◆ **Problem details**: Write out the whole listing exactly as it stands.
____________________
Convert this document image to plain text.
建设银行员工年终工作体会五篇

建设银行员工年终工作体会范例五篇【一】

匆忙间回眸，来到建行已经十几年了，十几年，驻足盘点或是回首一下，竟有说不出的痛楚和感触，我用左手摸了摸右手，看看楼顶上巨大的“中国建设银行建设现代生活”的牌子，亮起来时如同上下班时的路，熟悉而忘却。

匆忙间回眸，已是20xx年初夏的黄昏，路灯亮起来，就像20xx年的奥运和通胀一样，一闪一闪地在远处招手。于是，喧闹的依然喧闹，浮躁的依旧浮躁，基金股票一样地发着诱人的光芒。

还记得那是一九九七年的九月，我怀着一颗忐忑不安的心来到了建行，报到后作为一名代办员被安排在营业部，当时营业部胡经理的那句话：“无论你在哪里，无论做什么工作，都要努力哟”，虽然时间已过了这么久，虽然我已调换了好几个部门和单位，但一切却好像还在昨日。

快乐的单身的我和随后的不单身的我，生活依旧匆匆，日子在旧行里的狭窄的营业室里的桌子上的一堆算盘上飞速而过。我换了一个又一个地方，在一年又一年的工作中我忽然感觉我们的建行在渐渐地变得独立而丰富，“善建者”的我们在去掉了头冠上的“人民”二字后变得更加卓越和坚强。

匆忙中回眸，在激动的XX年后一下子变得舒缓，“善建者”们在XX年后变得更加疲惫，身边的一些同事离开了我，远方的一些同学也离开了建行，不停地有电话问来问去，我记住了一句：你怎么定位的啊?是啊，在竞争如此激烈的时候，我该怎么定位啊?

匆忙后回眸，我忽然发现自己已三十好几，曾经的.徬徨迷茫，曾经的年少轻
____________________
◆ **Result of the exercise**:
Convert this document image to plain text.
建设银行员工年终工作体会五篇

建设银行员工年终工作体会范例五篇【一】

匆忙间回眸，来到建行已经十几年了，十几年，驻足盘点或是回首一下，竟有说不出的痛楚和感触，我用左手摸了摸右手，看看楼顶上巨大的“中国建设银行建设现代生活”的牌子，亮起来时如同上下班时的路，熟悉而忘却。

匆忙间回眸，已是20xx年初夏的黄昏，路灯亮起来，就像20xx年的奥运和通胀一样，一闪一闪地在远处招手。于是，喧闹的依然喧闹，浮躁的依旧浮躁，基金股票一样地发着诱人的光芒。

还记得那是一九九七年的九月，我怀着一颗忐忑不安的心来到了建行，报到后作为一名代办员被安排在营业部，当时营业部胡经理的那句话：“无论你在哪里，无论做什么工作，都要努力哟”，虽然时间已过了这么久，虽然我已调换了好几个部门和单位，但一切却好像还在昨日。

快乐的单身的我和随后的不单身的我，生活依旧匆匆，日子在旧行里的狭窄的营业室里的桌子上的一堆算盘上飞速而过。我换了一个又一个地方，在一年又一年的工作中我忽然感觉我们的建行在渐渐地变得独立而丰富，“善建者”的我们在去掉了头冠上的“人民”二字后变得更加卓越和坚强。

匆忙中回眸，在激动的XX年后一下子变得舒缓，“善建者”们在XX年后变得更加疲惫，身边的一些同事离开了我，远方的一些同学也离开了建行，不停地有电话问来问去，我记住了一句：你怎么定位的啊?是啊，在竞争如此激烈的时候，我该怎么定位啊?

匆忙后回眸，我忽然发现自己已三十好几，曾经的.徬徨迷茫，曾经的年少轻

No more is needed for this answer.